▸ The request: From the entries below, copy every line holding the word "this".

━━━━━ Records

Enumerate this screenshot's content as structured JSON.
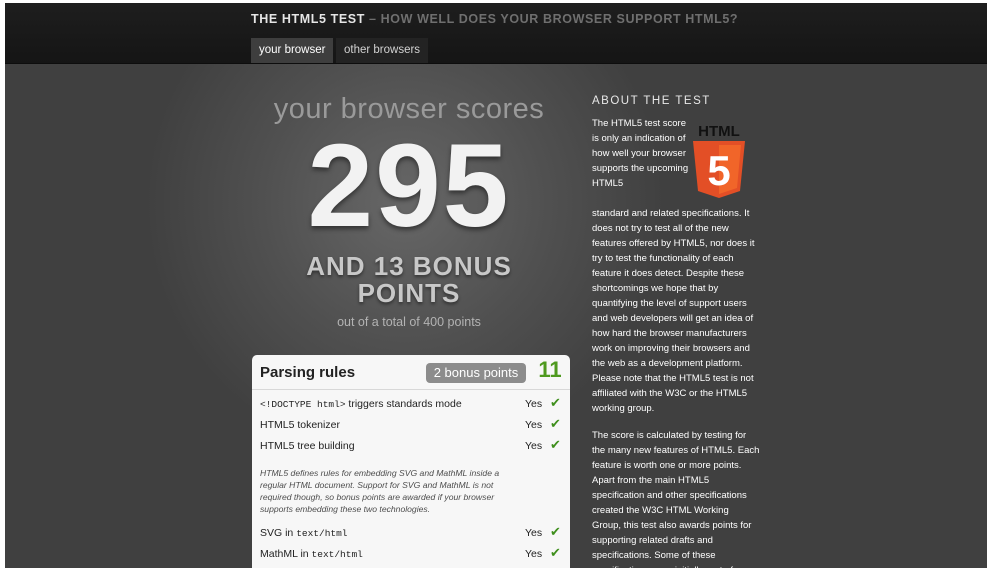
{
  "header": {
    "title": "THE HTML5 TEST",
    "subtitle": "– HOW WELL DOES YOUR BROWSER SUPPORT HTML5?"
  },
  "tabs": [
    {
      "label": "your browser"
    },
    {
      "label": "other browsers"
    }
  ],
  "scoreboard": {
    "heading": "your browser scores",
    "score": "295",
    "bonus_line1": "AND 13 BONUS",
    "bonus_line2": "POINTS",
    "total": "out of a total of 400 points"
  },
  "parsing": {
    "title": "Parsing rules",
    "bonus_badge": "2 bonus points",
    "section_score": "11",
    "rows": [
      {
        "code": "<!DOCTYPE html>",
        "text": " triggers standards mode",
        "result": "Yes"
      },
      {
        "text": "HTML5 tokenizer",
        "result": "Yes"
      },
      {
        "text": "HTML5 tree building",
        "result": "Yes"
      }
    ],
    "note": "HTML5 defines rules for embedding SVG and MathML inside a regular HTML document. Support for SVG and MathML is not required though, so bonus points are awarded if your browser supports embedding these two technologies.",
    "bonus_rows": [
      {
        "text": "SVG in ",
        "code": "text/html",
        "result": "Yes"
      },
      {
        "text": "MathML in ",
        "code": "text/html",
        "result": "Yes"
      }
    ]
  },
  "about": {
    "heading": "ABOUT THE TEST",
    "logo_text": "HTML",
    "logo_glyph": "5",
    "p1_start": "The HTML5 test score is only an indication of how well your browser supports the upcoming HTML5",
    "p1_rest": "standard and related specifications. It does not try to test all of the new features offered by HTML5, nor does it try to test the functionality of each feature it does detect. Despite these shortcomings we hope that by quantifying the level of support users and web developers will get an idea of how hard the browser manufacturers work on improving their browsers and the web as a development platform. Please note that the HTML5 test is not affiliated with the W3C or the HTML5 working group.",
    "p2": "The score is calculated by testing for the many new features of HTML5. Each feature is worth one or more points. Apart from the main HTML5 specification and other specifications created the W3C HTML Working Group, this test also awards points for supporting related drafts and specifications. Some of these specifications were initially part of"
  },
  "colors": {
    "accent_green": "#4f9a1f",
    "check_green": "#3f8f1d",
    "html5_orange": "#e34f26",
    "badge_gray": "#8c8c8c"
  },
  "icons": {
    "check": "checkmark-icon",
    "logo": "html5-shield-logo"
  }
}
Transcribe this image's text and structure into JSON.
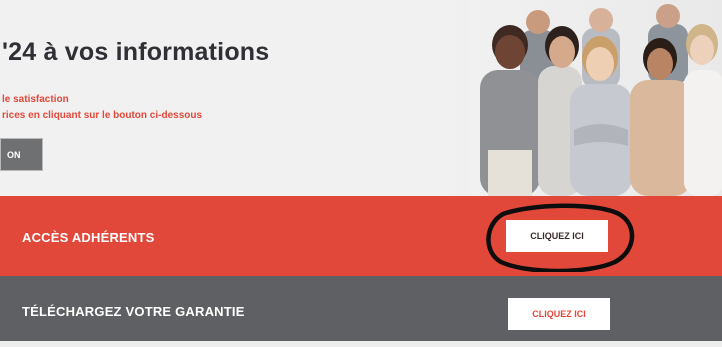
{
  "hero": {
    "title": "'24 à vos informations",
    "subtitle_line1": "le satisfaction",
    "subtitle_line2": "rices en cliquant sur le bouton ci-dessous",
    "button_label": "ON"
  },
  "members": {
    "label": "ACCÈS ADHÉRENTS",
    "button_label": "CLIQUEZ ICI"
  },
  "warranty": {
    "label": "TÉLÉCHARGEZ VOTRE GARANTIE",
    "button_label": "CLIQUEZ ICI"
  },
  "colors": {
    "accent_red": "#e2483a",
    "band_grey": "#5f6063",
    "title_dark": "#2f2f35"
  }
}
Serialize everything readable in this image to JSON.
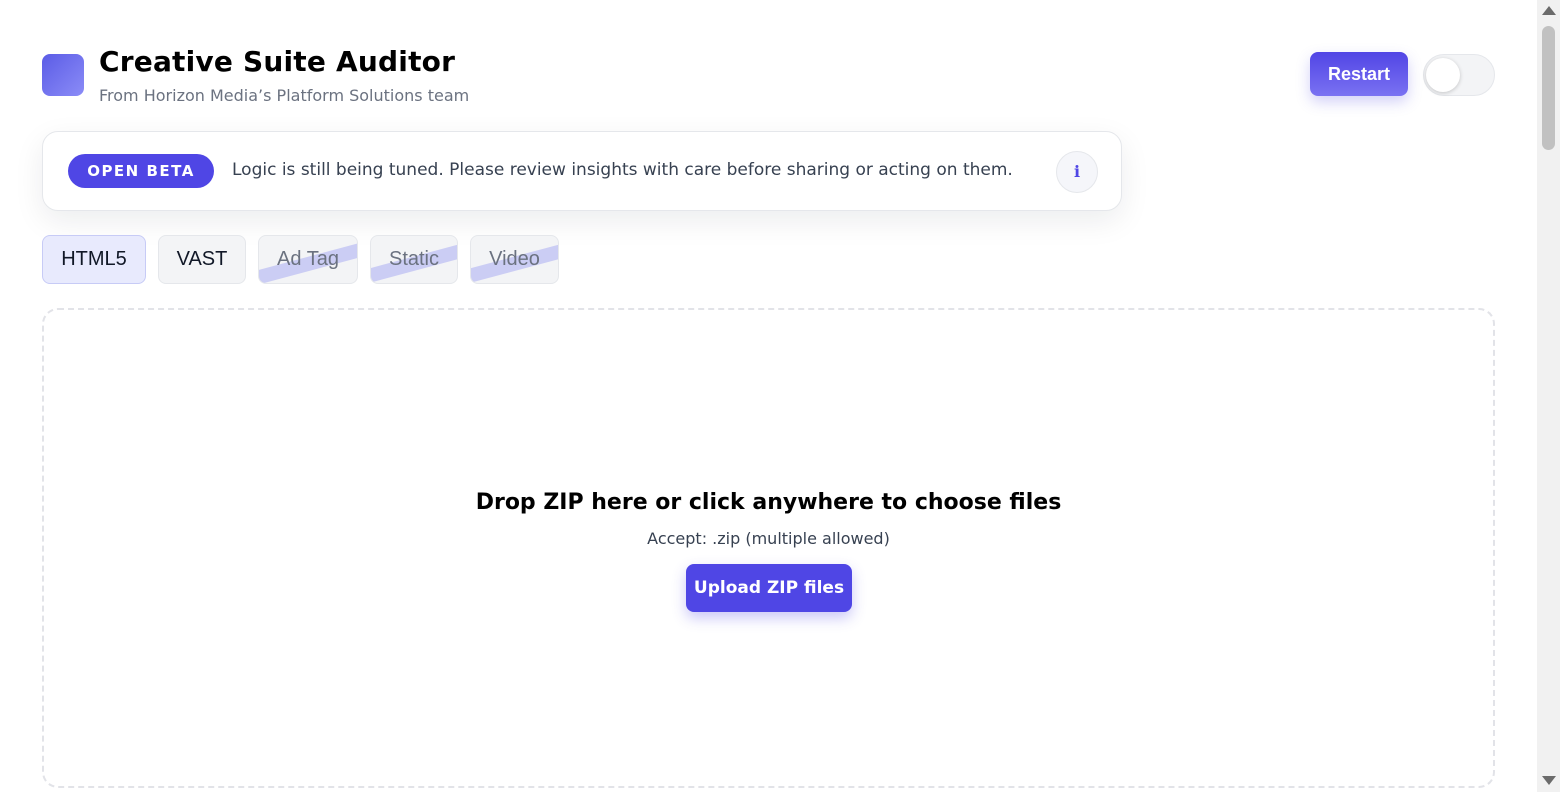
{
  "header": {
    "title": "Creative Suite Auditor",
    "subtitle": "From Horizon Media’s Platform Solutions team",
    "restart_label": "Restart",
    "theme_toggle_on": false
  },
  "banner": {
    "badge": "OPEN BETA",
    "message": "Logic is still being tuned. Please review insights with care before sharing or acting on them.",
    "info_icon": "i"
  },
  "tabs": [
    {
      "label": "HTML5",
      "state": "active"
    },
    {
      "label": "VAST",
      "state": "enabled"
    },
    {
      "label": "Ad Tag",
      "state": "disabled"
    },
    {
      "label": "Static",
      "state": "disabled"
    },
    {
      "label": "Video",
      "state": "disabled"
    }
  ],
  "dropzone": {
    "title": "Drop ZIP here or click anywhere to choose files",
    "accept": "Accept: .zip (multiple allowed)",
    "upload_label": "Upload ZIP files"
  },
  "colors": {
    "accent": "#4f46e5",
    "tab_active_bg": "#e8eafd",
    "strike": "#8184f1"
  }
}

━━━━━━━━━━

▸ Response:
Enumerate this screenshot's content as structured JSON.
    "p2": "The score is calculated by testing for the many new features of HTML5. Each feature is worth one or more points. Apart from the main HTML5 specification and other specifications created the W3C HTML Working Group, this test also awards points for supporting related drafts and specifications. Some of these specifications were initially part of"
Transcribe this image's text and structure into JSON.
Serialize everything readable in this image to JSON.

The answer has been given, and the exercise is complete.